> **Saved entries**
#####
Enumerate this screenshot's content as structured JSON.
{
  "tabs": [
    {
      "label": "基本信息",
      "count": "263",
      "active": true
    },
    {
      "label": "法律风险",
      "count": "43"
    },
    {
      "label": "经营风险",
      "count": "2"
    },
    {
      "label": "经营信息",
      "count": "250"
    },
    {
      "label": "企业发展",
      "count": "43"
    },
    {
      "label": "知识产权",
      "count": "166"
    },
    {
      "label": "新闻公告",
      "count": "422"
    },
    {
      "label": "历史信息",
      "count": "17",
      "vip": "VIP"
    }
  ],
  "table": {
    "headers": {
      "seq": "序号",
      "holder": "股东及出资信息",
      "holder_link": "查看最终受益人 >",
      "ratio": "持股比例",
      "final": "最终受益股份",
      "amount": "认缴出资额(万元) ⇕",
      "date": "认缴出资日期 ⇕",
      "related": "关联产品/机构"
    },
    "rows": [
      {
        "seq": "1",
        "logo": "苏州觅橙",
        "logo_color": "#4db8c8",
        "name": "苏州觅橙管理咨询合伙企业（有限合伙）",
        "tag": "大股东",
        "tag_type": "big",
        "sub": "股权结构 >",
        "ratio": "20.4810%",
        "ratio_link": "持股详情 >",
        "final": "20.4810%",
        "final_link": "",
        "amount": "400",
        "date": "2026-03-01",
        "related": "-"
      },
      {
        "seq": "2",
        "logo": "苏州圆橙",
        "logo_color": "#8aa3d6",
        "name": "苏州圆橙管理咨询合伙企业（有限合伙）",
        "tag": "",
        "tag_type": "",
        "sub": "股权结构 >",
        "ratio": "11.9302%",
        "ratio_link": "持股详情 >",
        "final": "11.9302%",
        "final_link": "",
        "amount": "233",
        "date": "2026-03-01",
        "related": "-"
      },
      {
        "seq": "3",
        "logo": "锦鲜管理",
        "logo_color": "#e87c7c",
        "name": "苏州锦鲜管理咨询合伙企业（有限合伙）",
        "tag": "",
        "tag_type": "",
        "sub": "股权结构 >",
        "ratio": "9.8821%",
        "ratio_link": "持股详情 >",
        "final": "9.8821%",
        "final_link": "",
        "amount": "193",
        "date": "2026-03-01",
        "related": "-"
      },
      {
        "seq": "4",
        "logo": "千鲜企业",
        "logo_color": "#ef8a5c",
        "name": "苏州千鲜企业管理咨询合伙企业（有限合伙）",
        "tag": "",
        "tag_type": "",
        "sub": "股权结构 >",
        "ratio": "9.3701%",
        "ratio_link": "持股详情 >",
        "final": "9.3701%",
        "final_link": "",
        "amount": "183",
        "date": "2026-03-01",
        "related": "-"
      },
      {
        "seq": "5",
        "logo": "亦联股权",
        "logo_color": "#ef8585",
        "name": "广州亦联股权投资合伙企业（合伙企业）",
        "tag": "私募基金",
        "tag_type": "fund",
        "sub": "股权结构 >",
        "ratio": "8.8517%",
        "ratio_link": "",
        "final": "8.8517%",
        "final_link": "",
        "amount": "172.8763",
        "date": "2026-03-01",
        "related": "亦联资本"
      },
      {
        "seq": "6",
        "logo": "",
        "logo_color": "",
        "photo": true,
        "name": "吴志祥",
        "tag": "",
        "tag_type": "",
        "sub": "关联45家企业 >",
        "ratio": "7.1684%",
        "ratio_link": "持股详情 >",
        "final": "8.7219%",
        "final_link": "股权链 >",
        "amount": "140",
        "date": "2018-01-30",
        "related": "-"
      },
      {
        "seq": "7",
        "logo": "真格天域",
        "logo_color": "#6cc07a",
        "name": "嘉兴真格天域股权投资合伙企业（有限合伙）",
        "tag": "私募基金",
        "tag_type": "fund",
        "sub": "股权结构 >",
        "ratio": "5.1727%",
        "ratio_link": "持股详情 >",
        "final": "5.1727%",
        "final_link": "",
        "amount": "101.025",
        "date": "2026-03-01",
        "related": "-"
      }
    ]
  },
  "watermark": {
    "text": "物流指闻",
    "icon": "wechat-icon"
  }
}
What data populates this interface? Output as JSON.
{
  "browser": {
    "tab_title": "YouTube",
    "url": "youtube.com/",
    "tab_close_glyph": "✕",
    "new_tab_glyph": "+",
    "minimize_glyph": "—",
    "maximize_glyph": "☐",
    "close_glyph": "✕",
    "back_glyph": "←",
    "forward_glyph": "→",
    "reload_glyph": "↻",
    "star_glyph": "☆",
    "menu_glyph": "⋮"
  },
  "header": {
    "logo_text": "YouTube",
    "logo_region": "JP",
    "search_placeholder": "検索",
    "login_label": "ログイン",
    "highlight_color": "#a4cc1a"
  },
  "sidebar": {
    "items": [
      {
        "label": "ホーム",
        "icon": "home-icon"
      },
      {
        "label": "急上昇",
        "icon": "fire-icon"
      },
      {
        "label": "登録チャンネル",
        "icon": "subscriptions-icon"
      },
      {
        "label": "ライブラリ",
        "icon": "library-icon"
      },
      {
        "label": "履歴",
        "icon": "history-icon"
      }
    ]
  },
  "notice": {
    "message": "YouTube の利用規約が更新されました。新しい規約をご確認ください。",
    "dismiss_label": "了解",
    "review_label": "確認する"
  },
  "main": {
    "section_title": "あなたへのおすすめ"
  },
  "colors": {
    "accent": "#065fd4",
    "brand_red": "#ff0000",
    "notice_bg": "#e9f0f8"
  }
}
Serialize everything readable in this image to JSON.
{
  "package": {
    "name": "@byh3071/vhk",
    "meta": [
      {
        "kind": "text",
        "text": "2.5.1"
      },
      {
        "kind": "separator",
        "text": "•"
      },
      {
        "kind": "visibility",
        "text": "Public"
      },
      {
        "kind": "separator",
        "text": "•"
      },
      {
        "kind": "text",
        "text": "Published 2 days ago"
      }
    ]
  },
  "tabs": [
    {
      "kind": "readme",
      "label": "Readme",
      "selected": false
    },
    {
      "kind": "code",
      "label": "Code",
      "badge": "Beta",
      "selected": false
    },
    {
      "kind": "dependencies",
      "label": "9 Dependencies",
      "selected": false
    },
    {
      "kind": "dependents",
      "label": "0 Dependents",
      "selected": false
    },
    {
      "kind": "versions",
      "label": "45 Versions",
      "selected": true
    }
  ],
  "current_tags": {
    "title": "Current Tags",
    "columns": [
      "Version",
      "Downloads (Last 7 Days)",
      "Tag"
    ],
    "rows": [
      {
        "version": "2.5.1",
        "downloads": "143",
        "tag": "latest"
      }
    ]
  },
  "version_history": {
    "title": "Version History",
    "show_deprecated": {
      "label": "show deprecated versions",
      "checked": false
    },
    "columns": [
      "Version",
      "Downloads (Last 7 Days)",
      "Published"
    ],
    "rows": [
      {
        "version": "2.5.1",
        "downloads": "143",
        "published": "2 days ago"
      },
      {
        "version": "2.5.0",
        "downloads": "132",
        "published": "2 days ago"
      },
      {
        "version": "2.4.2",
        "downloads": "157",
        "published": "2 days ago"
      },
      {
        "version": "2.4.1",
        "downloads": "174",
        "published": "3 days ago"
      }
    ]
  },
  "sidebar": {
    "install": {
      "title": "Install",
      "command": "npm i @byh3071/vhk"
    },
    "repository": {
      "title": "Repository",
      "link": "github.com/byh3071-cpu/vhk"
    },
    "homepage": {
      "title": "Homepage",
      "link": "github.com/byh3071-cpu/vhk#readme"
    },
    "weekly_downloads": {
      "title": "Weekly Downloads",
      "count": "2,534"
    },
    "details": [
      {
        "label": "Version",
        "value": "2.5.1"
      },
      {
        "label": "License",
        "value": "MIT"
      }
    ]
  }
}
#####
> **TASK DIRECTIONS**
Each line above must be printed exactly as it appears.

> **SOLUTION**
Enumerate this screenshot's content as structured JSON.
{
  "tabs": [
    {
      "label": "基本信息",
      "count": "263",
      "active": true
    },
    {
      "label": "法律风险",
      "count": "43"
    },
    {
      "label": "经营风险",
      "count": "2"
    },
    {
      "label": "经营信息",
      "count": "250"
    },
    {
      "label": "企业发展",
      "count": "43"
    },
    {
      "label": "知识产权",
      "count": "166"
    },
    {
      "label": "新闻公告",
      "count": "422"
    },
    {
      "label": "历史信息",
      "count": "17",
      "vip": "VIP"
    }
  ],
  "table": {
    "headers": {
      "seq": "序号",
      "holder": "股东及出资信息",
      "holder_link": "查看最终受益人 >",
      "ratio": "持股比例",
      "final": "最终受益股份",
      "amount": "认缴出资额(万元) ⇕",
      "date": "认缴出资日期 ⇕",
      "related": "关联产品/机构"
    },
    "rows": [
      {
        "seq": "1",
        "logo": "苏州觅橙",
        "logo_color": "#4db8c8",
        "name": "苏州觅橙管理咨询合伙企业（有限合伙）",
        "tag": "大股东",
        "tag_type": "big",
        "sub": "股权结构 >",
        "ratio": "20.4810%",
        "ratio_link": "持股详情 >",
        "final": "20.4810%",
        "final_link": "",
        "amount": "400",
        "date": "2026-03-01",
        "related": "-"
      },
      {
        "seq": "2",
        "logo": "苏州圆橙",
        "logo_color": "#8aa3d6",
        "name": "苏州圆橙管理咨询合伙企业（有限合伙）",
        "tag": "",
        "tag_type": "",
        "sub": "股权结构 >",
        "ratio": "11.9302%",
        "ratio_link": "持股详情 >",
        "final": "11.9302%",
        "final_link": "",
        "amount": "233",
        "date": "2026-03-01",
        "related": "-"
      },
      {
        "seq": "3",
        "logo": "锦鲜管理",
        "logo_color": "#e87c7c",
        "name": "苏州锦鲜管理咨询合伙企业（有限合伙）",
        "tag": "",
        "tag_type": "",
        "sub": "股权结构 >",
        "ratio": "9.8821%",
        "ratio_link": "持股详情 >",
        "final": "9.8821%",
        "final_link": "",
        "amount": "193",
        "date": "2026-03-01",
        "related": "-"
      },
      {
        "seq": "4",
        "logo": "千鲜企业",
        "logo_color": "#ef8a5c",
        "name": "苏州千鲜企业管理咨询合伙企业（有限合伙）",
        "tag": "",
        "tag_type": "",
        "sub": "股权结构 >",
        "ratio": "9.3701%",
        "ratio_link": "持股详情 >",
        "final": "9.3701%",
        "final_link": "",
        "amount": "183",
        "date": "2026-03-01",
        "related": "-"
      },
      {
        "seq": "5",
        "logo": "亦联股权",
        "logo_color": "#ef8585",
        "name": "广州亦联股权投资合伙企业（合伙企业）",
        "tag": "私募基金",
        "tag_type": "fund",
        "sub": "股权结构 >",
        "ratio": "8.8517%",
        "ratio_link": "",
        "final": "8.8517%",
        "final_link": "",
        "amount": "172.8763",
        "date": "2026-03-01",
        "related": "亦联资本"
      },
      {
        "seq": "6",
        "logo": "",
        "logo_color": "",
        "photo": true,
        "name": "吴志祥",
        "tag": "",
        "tag_type": "",
        "sub": "关联45家企业 >",
        "ratio": "7.1684%",
        "ratio_link": "持股详情 >",
        "final": "8.7219%",
        "final_link": "股权链 >",
        "amount": "140",
        "date": "2018-01-30",
        "related": "-"
      },
      {
        "seq": "7",
        "logo": "真格天域",
        "logo_color": "#6cc07a",
        "name": "嘉兴真格天域股权投资合伙企业（有限合伙）",
        "tag": "私募基金",
        "tag_type": "fund",
        "sub": "股权结构 >",
        "ratio": "5.1727%",
        "ratio_link": "持股详情 >",
        "final": "5.1727%",
        "final_link": "",
        "amount": "101.025",
        "date": "2026-03-01",
        "related": "-"
      }
    ]
  },
  "watermark": {
    "text": "物流指闻",
    "icon": "wechat-icon"
  }
}
What data populates this interface? Output as JSON.
{
  "browser": {
    "tab_title": "YouTube",
    "url": "youtube.com/",
    "tab_close_glyph": "✕",
    "new_tab_glyph": "+",
    "minimize_glyph": "—",
    "maximize_glyph": "☐",
    "close_glyph": "✕",
    "back_glyph": "←",
    "forward_glyph": "→",
    "reload_glyph": "↻",
    "star_glyph": "☆",
    "menu_glyph": "⋮"
  },
  "header": {
    "logo_text": "YouTube",
    "logo_region": "JP",
    "search_placeholder": "検索",
    "login_label": "ログイン",
    "highlight_color": "#a4cc1a"
  },
  "sidebar": {
    "items": [
      {
        "label": "ホーム",
        "icon": "home-icon"
      },
      {
        "label": "急上昇",
        "icon": "fire-icon"
      },
      {
        "label": "登録チャンネル",
        "icon": "subscriptions-icon"
      },
      {
        "label": "ライブラリ",
        "icon": "library-icon"
      },
      {
        "label": "履歴",
        "icon": "history-icon"
      }
    ]
  },
  "notice": {
    "message": "YouTube の利用規約が更新されました。新しい規約をご確認ください。",
    "dismiss_label": "了解",
    "review_label": "確認する"
  },
  "main": {
    "section_title": "あなたへのおすすめ"
  },
  "colors": {
    "accent": "#065fd4",
    "brand_red": "#ff0000",
    "notice_bg": "#e9f0f8"
  }
}
Serialize everything readable in this image to JSON.
{
  "package": {
    "name": "@byh3071/vhk",
    "meta": [
      {
        "kind": "text",
        "text": "2.5.1"
      },
      {
        "kind": "separator",
        "text": "•"
      },
      {
        "kind": "visibility",
        "text": "Public"
      },
      {
        "kind": "separator",
        "text": "•"
      },
      {
        "kind": "text",
        "text": "Published 2 days ago"
      }
    ]
  },
  "tabs": [
    {
      "kind": "readme",
      "label": "Readme",
      "selected": false
    },
    {
      "kind": "code",
      "label": "Code",
      "badge": "Beta",
      "selected": false
    },
    {
      "kind": "dependencies",
      "label": "9 Dependencies",
      "selected": false
    },
    {
      "kind": "dependents",
      "label": "0 Dependents",
      "selected": false
    },
    {
      "kind": "versions",
      "label": "45 Versions",
      "selected": true
    }
  ],
  "current_tags": {
    "title": "Current Tags",
    "columns": [
      "Version",
      "Downloads (Last 7 Days)",
      "Tag"
    ],
    "rows": [
      {
        "version": "2.5.1",
        "downloads": "143",
        "tag": "latest"
      }
    ]
  },
  "version_history": {
    "title": "Version History",
    "show_deprecated": {
      "label": "show deprecated versions",
      "checked": false
    },
    "columns": [
      "Version",
      "Downloads (Last 7 Days)",
      "Published"
    ],
    "rows": [
      {
        "version": "2.5.1",
        "downloads": "143",
        "published": "2 days ago"
      },
      {
        "version": "2.5.0",
        "downloads": "132",
        "published": "2 days ago"
      },
      {
        "version": "2.4.2",
        "downloads": "157",
        "published": "2 days ago"
      },
      {
        "version": "2.4.1",
        "downloads": "174",
        "published": "3 days ago"
      }
    ]
  },
  "sidebar": {
    "install": {
      "title": "Install",
      "command": "npm i @byh3071/vhk"
    },
    "repository": {
      "title": "Repository",
      "link": "github.com/byh3071-cpu/vhk"
    },
    "homepage": {
      "title": "Homepage",
      "link": "github.com/byh3071-cpu/vhk#readme"
    },
    "weekly_downloads": {
      "title": "Weekly Downloads",
      "count": "2,534"
    },
    "details": [
      {
        "label": "Version",
        "value": "2.5.1"
      },
      {
        "label": "License",
        "value": "MIT"
      }
    ]
  }
}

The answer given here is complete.